[Data entries]
--- BEGIN ---
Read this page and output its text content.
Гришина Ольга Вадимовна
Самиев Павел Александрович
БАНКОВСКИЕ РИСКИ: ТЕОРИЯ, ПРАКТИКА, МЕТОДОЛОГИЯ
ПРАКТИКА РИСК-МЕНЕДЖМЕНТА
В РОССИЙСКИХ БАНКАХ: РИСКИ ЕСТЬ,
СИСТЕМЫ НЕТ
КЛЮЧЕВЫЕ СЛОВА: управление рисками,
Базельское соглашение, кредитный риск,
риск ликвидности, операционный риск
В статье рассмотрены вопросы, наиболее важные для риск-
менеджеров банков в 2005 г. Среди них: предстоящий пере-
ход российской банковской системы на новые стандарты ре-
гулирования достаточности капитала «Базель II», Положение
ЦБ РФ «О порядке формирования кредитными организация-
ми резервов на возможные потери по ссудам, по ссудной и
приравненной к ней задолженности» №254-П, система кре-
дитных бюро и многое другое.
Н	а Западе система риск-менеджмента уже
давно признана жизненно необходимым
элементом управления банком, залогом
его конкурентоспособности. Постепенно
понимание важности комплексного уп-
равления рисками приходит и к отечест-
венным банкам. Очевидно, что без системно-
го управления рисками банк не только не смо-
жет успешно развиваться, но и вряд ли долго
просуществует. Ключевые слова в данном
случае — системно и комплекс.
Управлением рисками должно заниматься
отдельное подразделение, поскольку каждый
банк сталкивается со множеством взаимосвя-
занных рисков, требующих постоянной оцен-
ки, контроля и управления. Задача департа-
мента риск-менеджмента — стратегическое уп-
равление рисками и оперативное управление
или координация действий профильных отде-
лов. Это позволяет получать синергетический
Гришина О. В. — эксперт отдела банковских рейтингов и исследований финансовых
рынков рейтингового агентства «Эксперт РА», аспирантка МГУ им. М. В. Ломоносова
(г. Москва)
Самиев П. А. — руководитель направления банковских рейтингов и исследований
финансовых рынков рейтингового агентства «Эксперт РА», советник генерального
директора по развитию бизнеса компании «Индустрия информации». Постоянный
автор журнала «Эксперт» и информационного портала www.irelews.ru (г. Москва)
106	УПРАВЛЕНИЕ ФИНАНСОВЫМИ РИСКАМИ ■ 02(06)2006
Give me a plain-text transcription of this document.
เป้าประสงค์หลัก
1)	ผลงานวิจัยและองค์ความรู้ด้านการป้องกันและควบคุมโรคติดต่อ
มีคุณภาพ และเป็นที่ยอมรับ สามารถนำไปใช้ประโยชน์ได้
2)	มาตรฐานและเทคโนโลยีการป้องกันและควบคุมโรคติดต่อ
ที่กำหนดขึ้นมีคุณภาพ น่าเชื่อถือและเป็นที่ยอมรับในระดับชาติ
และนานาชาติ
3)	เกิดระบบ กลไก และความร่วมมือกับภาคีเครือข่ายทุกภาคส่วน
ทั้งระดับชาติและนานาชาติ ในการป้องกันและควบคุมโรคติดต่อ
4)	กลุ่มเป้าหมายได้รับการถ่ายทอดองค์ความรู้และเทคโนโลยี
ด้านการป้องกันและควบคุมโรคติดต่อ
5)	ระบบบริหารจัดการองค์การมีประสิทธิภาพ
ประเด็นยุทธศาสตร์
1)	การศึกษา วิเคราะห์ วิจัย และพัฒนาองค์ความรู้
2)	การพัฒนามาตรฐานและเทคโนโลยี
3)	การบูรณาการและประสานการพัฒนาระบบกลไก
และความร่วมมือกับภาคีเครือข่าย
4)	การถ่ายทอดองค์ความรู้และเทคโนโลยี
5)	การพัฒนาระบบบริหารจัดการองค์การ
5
--- END ---
== What to work on ==
Return all lines containing the word "บภาค".

== Expected answer ==
3)	เกิดระบบ กลไก และความร่วมมือกับภาคีเครือข่ายทุกภาคส่วน
และความร่วมมือกับภาคีเครือข่าย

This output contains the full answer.